Please retype the records below exactly, leaving out any pictures.

##### GIVEN DATA

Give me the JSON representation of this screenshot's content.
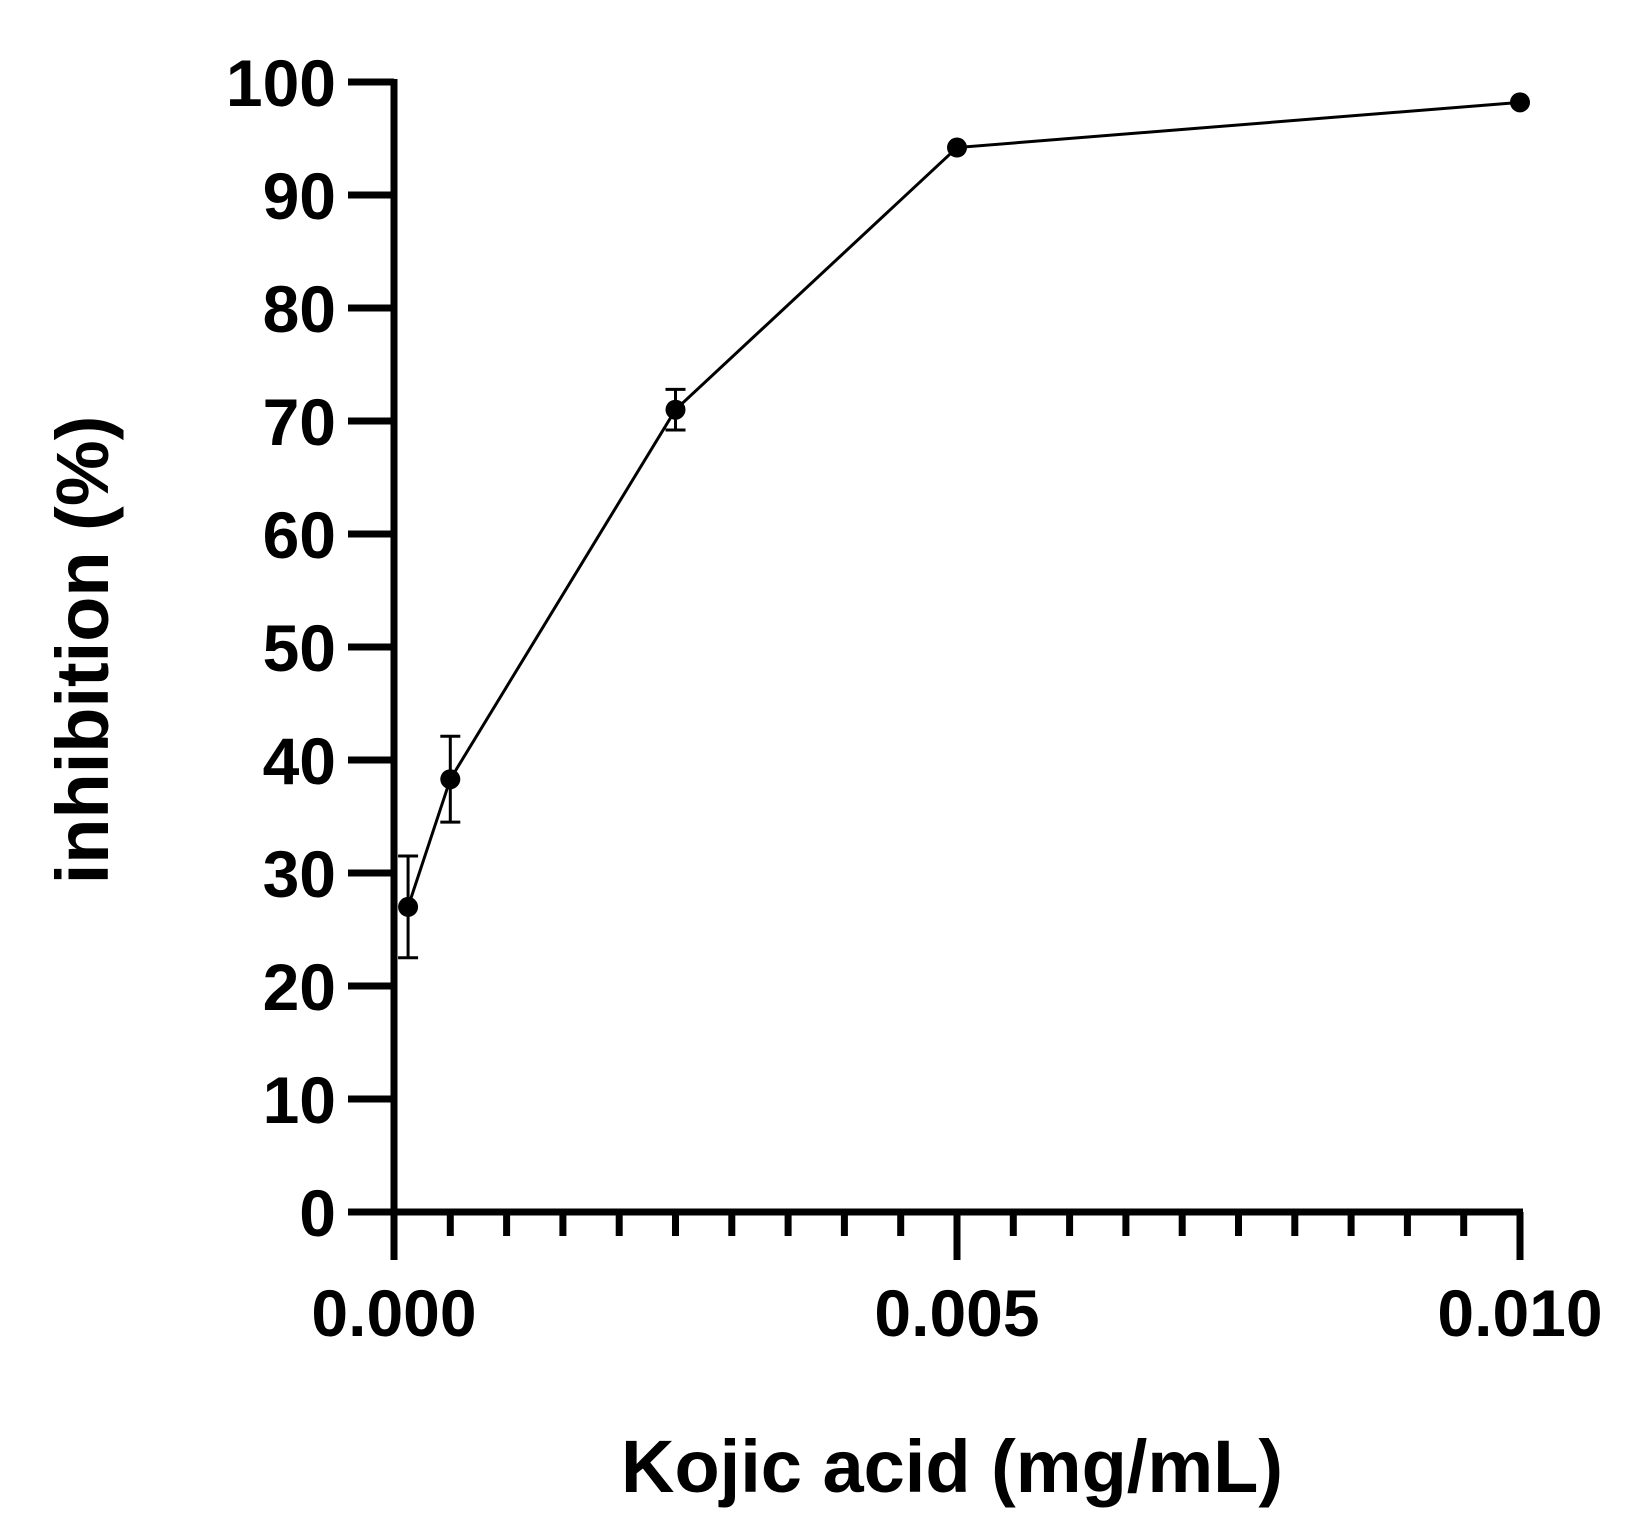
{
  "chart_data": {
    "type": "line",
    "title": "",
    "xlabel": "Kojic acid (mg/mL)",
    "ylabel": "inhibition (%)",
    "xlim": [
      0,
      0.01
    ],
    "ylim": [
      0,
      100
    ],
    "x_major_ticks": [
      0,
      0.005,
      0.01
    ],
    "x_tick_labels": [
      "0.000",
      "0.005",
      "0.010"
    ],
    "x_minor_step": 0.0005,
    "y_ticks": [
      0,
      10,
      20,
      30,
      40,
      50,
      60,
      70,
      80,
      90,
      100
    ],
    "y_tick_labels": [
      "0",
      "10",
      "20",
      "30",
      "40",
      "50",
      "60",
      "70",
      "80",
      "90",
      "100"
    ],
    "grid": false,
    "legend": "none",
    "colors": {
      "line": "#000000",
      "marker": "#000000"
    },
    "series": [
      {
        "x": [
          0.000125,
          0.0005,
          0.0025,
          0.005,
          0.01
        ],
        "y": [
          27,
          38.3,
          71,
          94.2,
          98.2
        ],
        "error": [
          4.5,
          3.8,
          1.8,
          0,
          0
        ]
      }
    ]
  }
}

##########

:: IN RESPONSE ::
Give me the JSON representation of this screenshot's content.
{
  "chart_data": {
    "type": "line",
    "title": "",
    "xlabel": "Kojic acid (mg/mL)",
    "ylabel": "inhibition (%)",
    "xlim": [
      0,
      0.01
    ],
    "ylim": [
      0,
      100
    ],
    "x_major_ticks": [
      0,
      0.005,
      0.01
    ],
    "x_tick_labels": [
      "0.000",
      "0.005",
      "0.010"
    ],
    "x_minor_step": 0.0005,
    "y_ticks": [
      0,
      10,
      20,
      30,
      40,
      50,
      60,
      70,
      80,
      90,
      100
    ],
    "y_tick_labels": [
      "0",
      "10",
      "20",
      "30",
      "40",
      "50",
      "60",
      "70",
      "80",
      "90",
      "100"
    ],
    "grid": false,
    "legend": "none",
    "colors": {
      "line": "#000000",
      "marker": "#000000"
    },
    "series": [
      {
        "x": [
          0.000125,
          0.0005,
          0.0025,
          0.005,
          0.01
        ],
        "y": [
          27,
          38.3,
          71,
          94.2,
          98.2
        ],
        "error": [
          4.5,
          3.8,
          1.8,
          0,
          0
        ]
      }
    ]
  }
}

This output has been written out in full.